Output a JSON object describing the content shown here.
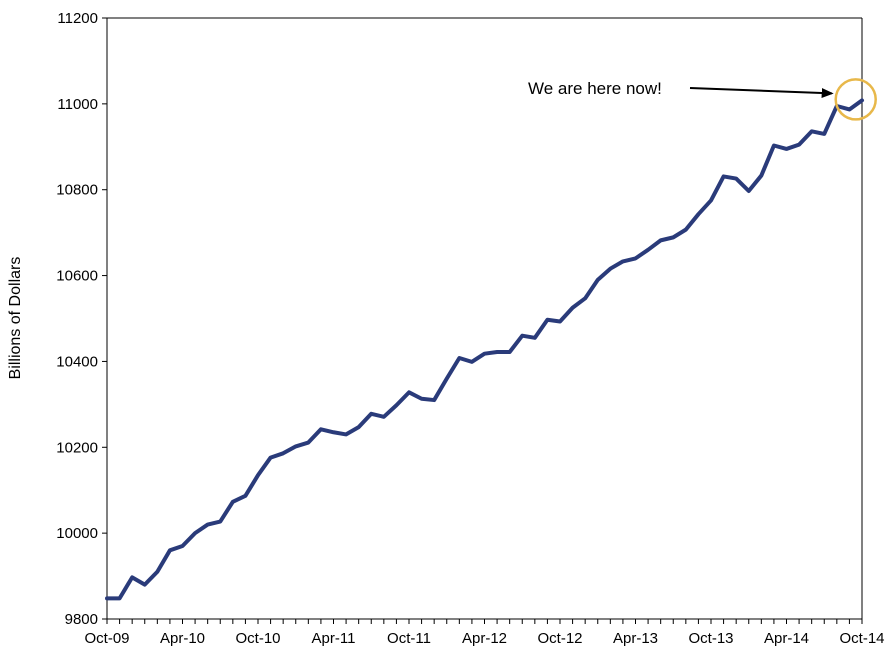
{
  "chart_data": {
    "type": "line",
    "title": "",
    "xlabel": "",
    "ylabel": "Billions  of Dollars",
    "ylim": [
      9800,
      11200
    ],
    "y_ticks": [
      9800,
      10000,
      10200,
      10400,
      10600,
      10800,
      11000,
      11200
    ],
    "x_tick_labels": [
      "Oct-09",
      "Apr-10",
      "Oct-10",
      "Apr-11",
      "Oct-11",
      "Apr-12",
      "Oct-12",
      "Apr-13",
      "Oct-13",
      "Apr-14",
      "Oct-14"
    ],
    "x_tick_months": [
      0,
      6,
      12,
      18,
      24,
      30,
      36,
      42,
      48,
      54,
      60
    ],
    "x_range_months": [
      0,
      60
    ],
    "grid": false,
    "legend": "none",
    "colors": {
      "series": "#2a3b7a",
      "highlight_circle": "#e8b84a",
      "axis": "#000000"
    },
    "series": [
      {
        "x": [
          "Oct-09",
          "Nov-09",
          "Dec-09",
          "Jan-10",
          "Feb-10",
          "Mar-10",
          "Apr-10",
          "May-10",
          "Jun-10",
          "Jul-10",
          "Aug-10",
          "Sep-10",
          "Oct-10",
          "Nov-10",
          "Dec-10",
          "Jan-11",
          "Feb-11",
          "Mar-11",
          "Apr-11",
          "May-11",
          "Jun-11",
          "Jul-11",
          "Aug-11",
          "Sep-11",
          "Oct-11",
          "Nov-11",
          "Dec-11",
          "Jan-12",
          "Feb-12",
          "Mar-12",
          "Apr-12",
          "May-12",
          "Jun-12",
          "Jul-12",
          "Aug-12",
          "Sep-12",
          "Oct-12",
          "Nov-12",
          "Dec-12",
          "Jan-13",
          "Feb-13",
          "Mar-13",
          "Apr-13",
          "May-13",
          "Jun-13",
          "Jul-13",
          "Aug-13",
          "Sep-13",
          "Oct-13",
          "Nov-13",
          "Dec-13",
          "Jan-14",
          "Feb-14",
          "Mar-14",
          "Apr-14",
          "May-14",
          "Jun-14",
          "Jul-14",
          "Aug-14",
          "Sep-14",
          "Oct-14"
        ],
        "values": [
          9848,
          9848,
          9897,
          9880,
          9910,
          9960,
          9970,
          10000,
          10020,
          10027,
          10073,
          10087,
          10135,
          10176,
          10186,
          10202,
          10211,
          10242,
          10235,
          10230,
          10247,
          10278,
          10271,
          10298,
          10328,
          10313,
          10310,
          10360,
          10408,
          10399,
          10418,
          10422,
          10422,
          10460,
          10455,
          10497,
          10493,
          10525,
          10547,
          10590,
          10616,
          10633,
          10640,
          10660,
          10682,
          10689,
          10707,
          10743,
          10775,
          10831,
          10826,
          10797,
          10833,
          10903,
          10895,
          10905,
          10936,
          10930,
          10995,
          10987,
          11008
        ]
      }
    ],
    "annotation": {
      "text": "We are here now!"
    }
  }
}
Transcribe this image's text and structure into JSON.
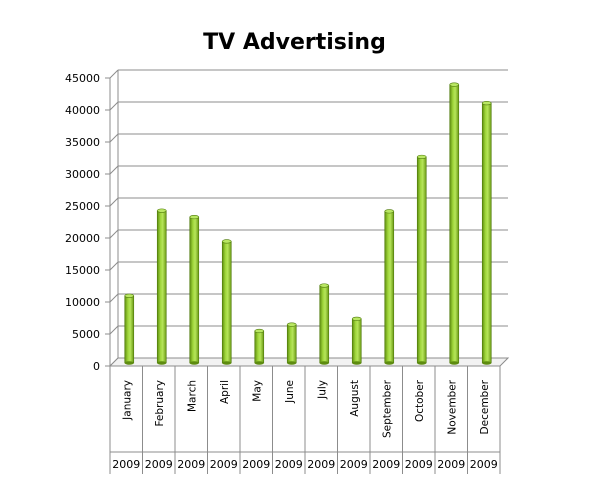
{
  "chart_data": {
    "type": "bar",
    "title": "TV Advertising",
    "categories": [
      "January",
      "February",
      "March",
      "April",
      "May",
      "June",
      "July",
      "August",
      "September",
      "October",
      "November",
      "December"
    ],
    "group_labels": [
      "2009",
      "2009",
      "2009",
      "2009",
      "2009",
      "2009",
      "2009",
      "2009",
      "2009",
      "2009",
      "2009",
      "2009"
    ],
    "values": [
      10500,
      23800,
      22800,
      19000,
      5000,
      6000,
      12100,
      6900,
      23700,
      32200,
      43500,
      40600
    ],
    "ylim": [
      0,
      45000
    ],
    "yticks": [
      "0",
      "5000",
      "10000",
      "15000",
      "20000",
      "25000",
      "30000",
      "35000",
      "40000",
      "45000"
    ],
    "xlabel": "",
    "ylabel": "",
    "grid": true,
    "legend": "none",
    "bar_color": "#8dc21f"
  }
}
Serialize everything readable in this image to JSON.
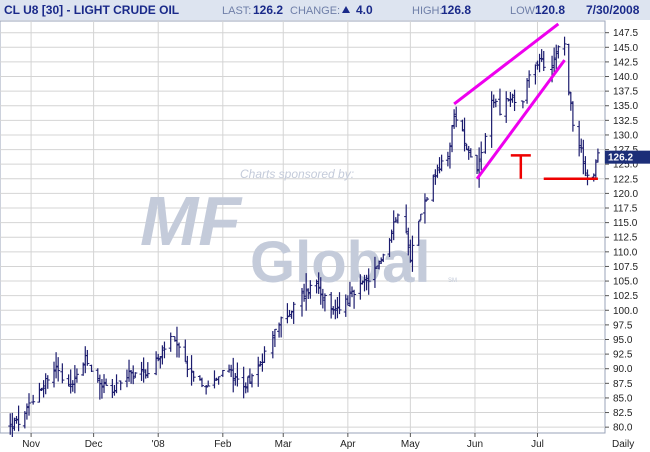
{
  "header": {
    "symbol": "CL U8 [30] - LIGHT CRUDE OIL",
    "last_label": "LAST:",
    "last_value": "126.2",
    "change_label": "CHANGE:",
    "change_value": "4.0",
    "change_direction": "up",
    "high_label": "HIGH:",
    "high_value": "126.8",
    "low_label": "LOW:",
    "low_value": "120.8",
    "date": "7/30/2008"
  },
  "watermark": {
    "sponsor_text": "Charts sponsored by:",
    "brand_mark": "MF",
    "brand_word": "Global",
    "brand_tm": "SM"
  },
  "colors": {
    "header_bg": "#dde4f0",
    "bars": "#1c1c6e",
    "grid": "#d4d4d4",
    "wedge": "#ee00ee",
    "support": "#ee0000",
    "price_tag_bg": "#1c2e78",
    "watermark": "#c4cbda"
  },
  "chart_data": {
    "type": "ohlc",
    "title": "CL U8 [30] - LIGHT CRUDE OIL",
    "ylim": [
      79,
      149.5
    ],
    "y_ticks": [
      "80.0",
      "82.5",
      "85.0",
      "87.5",
      "90.0",
      "92.5",
      "95.0",
      "97.5",
      "100.0",
      "102.5",
      "105.0",
      "107.5",
      "110.0",
      "112.5",
      "115.0",
      "117.5",
      "120.0",
      "122.5",
      "125.0",
      "127.5",
      "130.0",
      "132.5",
      "135.0",
      "137.5",
      "140.0",
      "142.5",
      "145.0",
      "147.5"
    ],
    "x_ticks": [
      "Nov",
      "Dec",
      "'08",
      "Feb",
      "Mar",
      "Apr",
      "May",
      "Jun",
      "Jul",
      "Daily"
    ],
    "last_price": "126.2",
    "keypoints": [
      {
        "date": "2007-10-22",
        "close": 80.5
      },
      {
        "date": "2007-10-28",
        "close": 81.0
      },
      {
        "date": "2007-11-01",
        "close": 84.5
      },
      {
        "date": "2007-11-08",
        "close": 88.0
      },
      {
        "date": "2007-11-13",
        "close": 90.0
      },
      {
        "date": "2007-11-20",
        "close": 87.0
      },
      {
        "date": "2007-11-27",
        "close": 91.5
      },
      {
        "date": "2007-12-03",
        "close": 88.0
      },
      {
        "date": "2007-12-10",
        "close": 86.0
      },
      {
        "date": "2007-12-17",
        "close": 89.0
      },
      {
        "date": "2007-12-26",
        "close": 89.5
      },
      {
        "date": "2008-01-02",
        "close": 92.0
      },
      {
        "date": "2008-01-07",
        "close": 95.5
      },
      {
        "date": "2008-01-14",
        "close": 91.0
      },
      {
        "date": "2008-01-22",
        "close": 87.0
      },
      {
        "date": "2008-01-28",
        "close": 88.5
      },
      {
        "date": "2008-02-05",
        "close": 89.5
      },
      {
        "date": "2008-02-11",
        "close": 87.0
      },
      {
        "date": "2008-02-19",
        "close": 91.0
      },
      {
        "date": "2008-02-27",
        "close": 97.5
      },
      {
        "date": "2008-03-03",
        "close": 99.0
      },
      {
        "date": "2008-03-10",
        "close": 102.5
      },
      {
        "date": "2008-03-17",
        "close": 105.0
      },
      {
        "date": "2008-03-24",
        "close": 99.5
      },
      {
        "date": "2008-03-31",
        "close": 101.5
      },
      {
        "date": "2008-04-07",
        "close": 104.0
      },
      {
        "date": "2008-04-14",
        "close": 106.5
      },
      {
        "date": "2008-04-21",
        "close": 112.0
      },
      {
        "date": "2008-04-25",
        "close": 117.0
      },
      {
        "date": "2008-04-29",
        "close": 113.0
      },
      {
        "date": "2008-05-01",
        "close": 109.0
      },
      {
        "date": "2008-05-05",
        "close": 116.0
      },
      {
        "date": "2008-05-12",
        "close": 122.5
      },
      {
        "date": "2008-05-19",
        "close": 126.5
      },
      {
        "date": "2008-05-22",
        "close": 133.0
      },
      {
        "date": "2008-05-26",
        "close": 130.0
      },
      {
        "date": "2008-05-29",
        "close": 127.5
      },
      {
        "date": "2008-06-02",
        "close": 124.5
      },
      {
        "date": "2008-06-05",
        "close": 128.0
      },
      {
        "date": "2008-06-09",
        "close": 136.5
      },
      {
        "date": "2008-06-13",
        "close": 134.0
      },
      {
        "date": "2008-06-18",
        "close": 136.5
      },
      {
        "date": "2008-06-23",
        "close": 134.5
      },
      {
        "date": "2008-06-27",
        "close": 140.0
      },
      {
        "date": "2008-07-02",
        "close": 143.0
      },
      {
        "date": "2008-07-07",
        "close": 141.0
      },
      {
        "date": "2008-07-11",
        "close": 145.5
      },
      {
        "date": "2008-07-14",
        "close": 145.0
      },
      {
        "date": "2008-07-16",
        "close": 138.0
      },
      {
        "date": "2008-07-18",
        "close": 132.0
      },
      {
        "date": "2008-07-22",
        "close": 127.0
      },
      {
        "date": "2008-07-25",
        "close": 122.5
      },
      {
        "date": "2008-07-28",
        "close": 123.0
      },
      {
        "date": "2008-07-30",
        "close": 126.2
      }
    ],
    "annotations": {
      "wedge_upper": [
        {
          "date": "2008-05-22",
          "price": 135.3
        },
        {
          "date": "2008-07-11",
          "price": 149.0
        }
      ],
      "wedge_lower": [
        {
          "date": "2008-06-02",
          "price": 122.5
        },
        {
          "date": "2008-07-14",
          "price": 142.8
        }
      ],
      "support_line": [
        {
          "date": "2008-07-04",
          "price": 122.5
        },
        {
          "date": "2008-07-30",
          "price": 122.5
        }
      ],
      "t_marker": {
        "date": "2008-06-23",
        "top": 126.5,
        "bottom": 122.5
      }
    }
  }
}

Instructions to follow: Pull out all lines from the entries above that include the word "this".

Solution:
Transcribe this image's text and structure into JSON.
Serialize everything readable in this image to JSON.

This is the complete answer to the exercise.